• JOB: Which lines in the material below contain the word "CORRELATION"? Copy each of them.

[Structured figure records]
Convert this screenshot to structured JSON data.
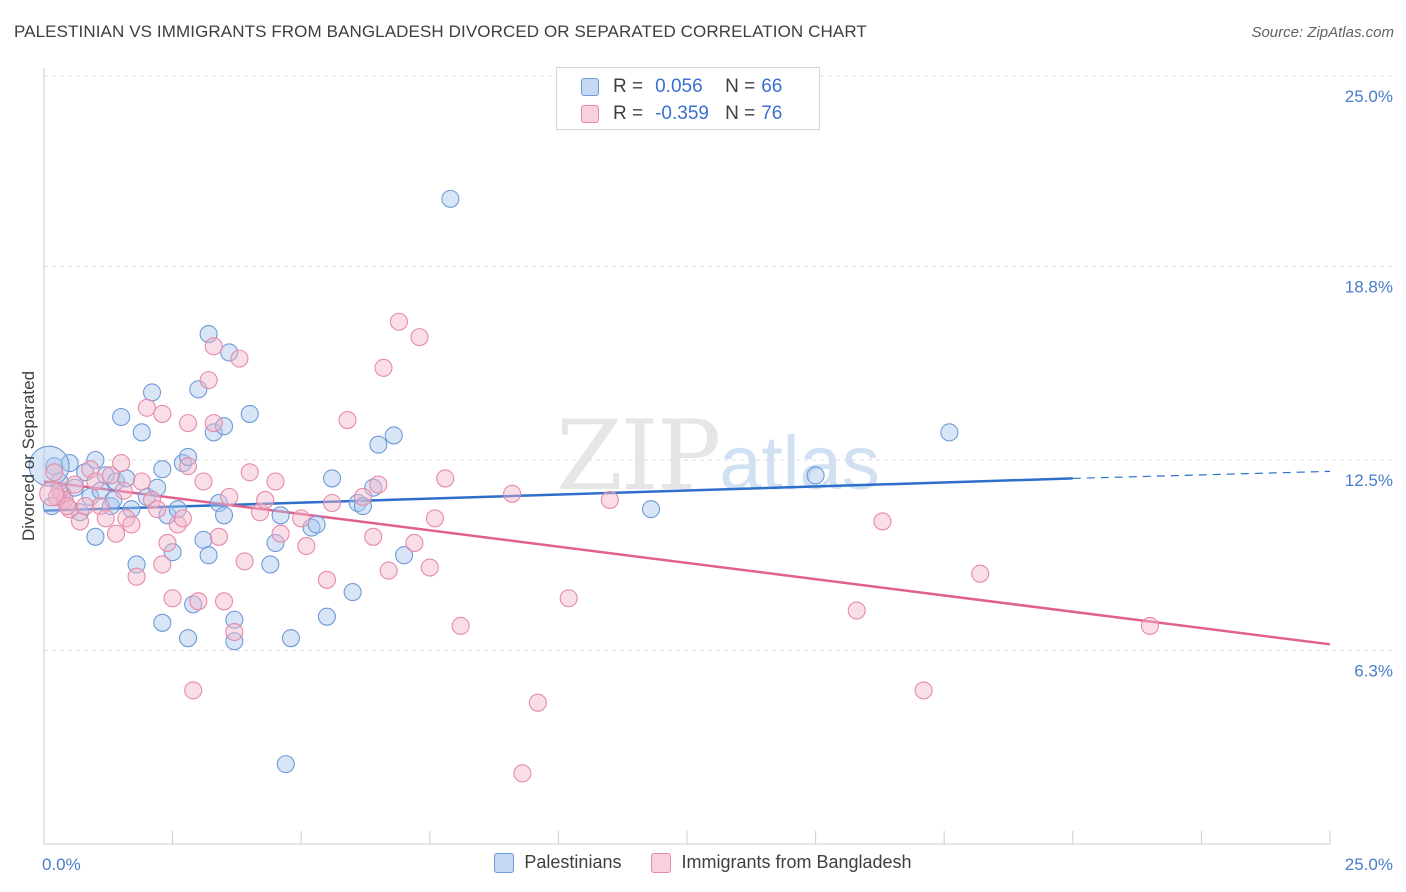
{
  "title": "PALESTINIAN VS IMMIGRANTS FROM BANGLADESH DIVORCED OR SEPARATED CORRELATION CHART",
  "source": "Source: ZipAtlas.com",
  "watermark": {
    "zip": "ZIP",
    "atlas": "atlas"
  },
  "legend_top": {
    "rows": [
      {
        "r_label": "R =",
        "r_value": "0.056",
        "n_label": "N =",
        "n_value": "66"
      },
      {
        "r_label": "R =",
        "r_value": "-0.359",
        "n_label": "N =",
        "n_value": "76"
      }
    ]
  },
  "legend_bottom": [
    {
      "label": "Palestinians"
    },
    {
      "label": "Immigrants from Bangladesh"
    }
  ],
  "colors": {
    "blue_fill": "#a9c6ee",
    "blue_stroke": "#6f9ad8",
    "blue_line": "#2d6fcb",
    "pink_fill": "#f5b5c9",
    "pink_stroke": "#e68aa8",
    "pink_line": "#e0608e",
    "grid": "#dddddd",
    "tick_text": "#4a7cc9"
  },
  "chart_data": {
    "type": "scatter",
    "title": "PALESTINIAN VS IMMIGRANTS FROM BANGLADESH DIVORCED OR SEPARATED CORRELATION CHART",
    "xlabel": "",
    "ylabel": "Divorced or Separated",
    "xlim": [
      0,
      25
    ],
    "ylim": [
      0,
      25
    ],
    "x_ticks": [
      "0.0%",
      "25.0%"
    ],
    "y_ticks": [
      {
        "value": 25.0,
        "label": "25.0%"
      },
      {
        "value": 18.8,
        "label": "18.8%"
      },
      {
        "value": 12.5,
        "label": "12.5%"
      },
      {
        "value": 6.3,
        "label": "6.3%"
      }
    ],
    "grid": true,
    "legend_position": "top-center",
    "series": [
      {
        "name": "Palestinians",
        "color": "#a9c6ee",
        "trend": {
          "x": [
            0,
            20
          ],
          "y": [
            10.85,
            11.9
          ],
          "extend_to": 25,
          "extend_y": 12.13
        },
        "points": [
          [
            0.2,
            12.3
          ],
          [
            0.3,
            11.8
          ],
          [
            0.4,
            11.2
          ],
          [
            0.5,
            12.4
          ],
          [
            0.6,
            11.6
          ],
          [
            0.7,
            10.8
          ],
          [
            0.8,
            12.1
          ],
          [
            0.9,
            11.3
          ],
          [
            1.0,
            12.5
          ],
          [
            1.0,
            10.0
          ],
          [
            1.1,
            11.5
          ],
          [
            1.2,
            12.0
          ],
          [
            1.3,
            11.0
          ],
          [
            1.4,
            11.8
          ],
          [
            1.5,
            13.9
          ],
          [
            1.6,
            11.9
          ],
          [
            1.7,
            10.9
          ],
          [
            1.8,
            9.1
          ],
          [
            1.9,
            13.4
          ],
          [
            2.0,
            11.3
          ],
          [
            2.1,
            14.7
          ],
          [
            2.2,
            11.6
          ],
          [
            2.3,
            12.2
          ],
          [
            2.3,
            7.2
          ],
          [
            2.4,
            10.7
          ],
          [
            2.5,
            9.5
          ],
          [
            2.6,
            10.9
          ],
          [
            2.7,
            12.4
          ],
          [
            2.8,
            12.6
          ],
          [
            2.8,
            6.7
          ],
          [
            2.9,
            7.8
          ],
          [
            3.0,
            14.8
          ],
          [
            3.1,
            9.9
          ],
          [
            3.2,
            9.4
          ],
          [
            3.2,
            16.6
          ],
          [
            3.3,
            13.4
          ],
          [
            3.4,
            11.1
          ],
          [
            3.5,
            13.6
          ],
          [
            3.5,
            10.7
          ],
          [
            3.6,
            16.0
          ],
          [
            3.7,
            6.6
          ],
          [
            3.7,
            7.3
          ],
          [
            4.0,
            14.0
          ],
          [
            4.4,
            9.1
          ],
          [
            4.5,
            9.8
          ],
          [
            4.6,
            10.7
          ],
          [
            4.7,
            2.6
          ],
          [
            4.8,
            6.7
          ],
          [
            5.2,
            10.3
          ],
          [
            5.3,
            10.4
          ],
          [
            5.5,
            7.4
          ],
          [
            5.6,
            11.9
          ],
          [
            6.0,
            8.2
          ],
          [
            6.1,
            11.1
          ],
          [
            6.2,
            11.0
          ],
          [
            6.4,
            11.6
          ],
          [
            6.5,
            13.0
          ],
          [
            6.8,
            13.3
          ],
          [
            7.0,
            9.4
          ],
          [
            7.9,
            21.0
          ],
          [
            11.8,
            10.9
          ],
          [
            15.0,
            12.0
          ],
          [
            17.6,
            13.4
          ],
          [
            0.35,
            11.4
          ],
          [
            1.35,
            11.2
          ],
          [
            0.15,
            11.0
          ]
        ]
      },
      {
        "name": "Immigrants from Bangladesh",
        "color": "#f5b5c9",
        "trend": {
          "x": [
            0,
            25
          ],
          "y": [
            11.8,
            6.5
          ]
        },
        "points": [
          [
            0.2,
            12.1
          ],
          [
            0.3,
            11.5
          ],
          [
            0.4,
            11.2
          ],
          [
            0.5,
            10.9
          ],
          [
            0.6,
            11.7
          ],
          [
            0.7,
            10.5
          ],
          [
            0.8,
            11.0
          ],
          [
            0.9,
            12.2
          ],
          [
            1.0,
            11.8
          ],
          [
            1.1,
            11.0
          ],
          [
            1.2,
            10.6
          ],
          [
            1.3,
            12.0
          ],
          [
            1.4,
            10.1
          ],
          [
            1.5,
            12.4
          ],
          [
            1.6,
            10.6
          ],
          [
            1.7,
            10.4
          ],
          [
            1.8,
            8.7
          ],
          [
            1.9,
            11.8
          ],
          [
            2.0,
            14.2
          ],
          [
            2.1,
            11.2
          ],
          [
            2.2,
            10.9
          ],
          [
            2.3,
            14.0
          ],
          [
            2.3,
            9.1
          ],
          [
            2.4,
            9.8
          ],
          [
            2.5,
            8.0
          ],
          [
            2.6,
            10.4
          ],
          [
            2.7,
            10.6
          ],
          [
            2.8,
            12.3
          ],
          [
            2.8,
            13.7
          ],
          [
            2.9,
            5.0
          ],
          [
            3.0,
            7.9
          ],
          [
            3.1,
            11.8
          ],
          [
            3.2,
            15.1
          ],
          [
            3.3,
            13.7
          ],
          [
            3.3,
            16.2
          ],
          [
            3.4,
            10.0
          ],
          [
            3.5,
            7.9
          ],
          [
            3.6,
            11.3
          ],
          [
            3.7,
            6.9
          ],
          [
            3.8,
            15.8
          ],
          [
            3.9,
            9.2
          ],
          [
            4.0,
            12.1
          ],
          [
            4.2,
            10.8
          ],
          [
            4.3,
            11.2
          ],
          [
            4.5,
            11.8
          ],
          [
            4.6,
            10.1
          ],
          [
            5.0,
            10.6
          ],
          [
            5.1,
            9.7
          ],
          [
            5.5,
            8.6
          ],
          [
            5.6,
            11.1
          ],
          [
            5.9,
            13.8
          ],
          [
            6.2,
            11.3
          ],
          [
            6.4,
            10.0
          ],
          [
            6.5,
            11.7
          ],
          [
            6.6,
            15.5
          ],
          [
            6.7,
            8.9
          ],
          [
            6.9,
            17.0
          ],
          [
            7.2,
            9.8
          ],
          [
            7.3,
            16.5
          ],
          [
            7.5,
            9.0
          ],
          [
            7.6,
            10.6
          ],
          [
            7.8,
            11.9
          ],
          [
            8.1,
            7.1
          ],
          [
            9.1,
            11.4
          ],
          [
            9.3,
            2.3
          ],
          [
            9.6,
            4.6
          ],
          [
            10.2,
            8.0
          ],
          [
            11.0,
            11.2
          ],
          [
            15.8,
            7.6
          ],
          [
            16.3,
            10.5
          ],
          [
            17.1,
            5.0
          ],
          [
            18.2,
            8.8
          ],
          [
            21.5,
            7.1
          ],
          [
            0.25,
            11.3
          ],
          [
            1.55,
            11.5
          ],
          [
            0.45,
            11.0
          ]
        ]
      }
    ]
  }
}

• THE SOLUTION:
  "title": "PALESTINIAN VS IMMIGRANTS FROM BANGLADESH DIVORCED OR SEPARATED CORRELATION CHART",
    "title": "PALESTINIAN VS IMMIGRANTS FROM BANGLADESH DIVORCED OR SEPARATED CORRELATION CHART",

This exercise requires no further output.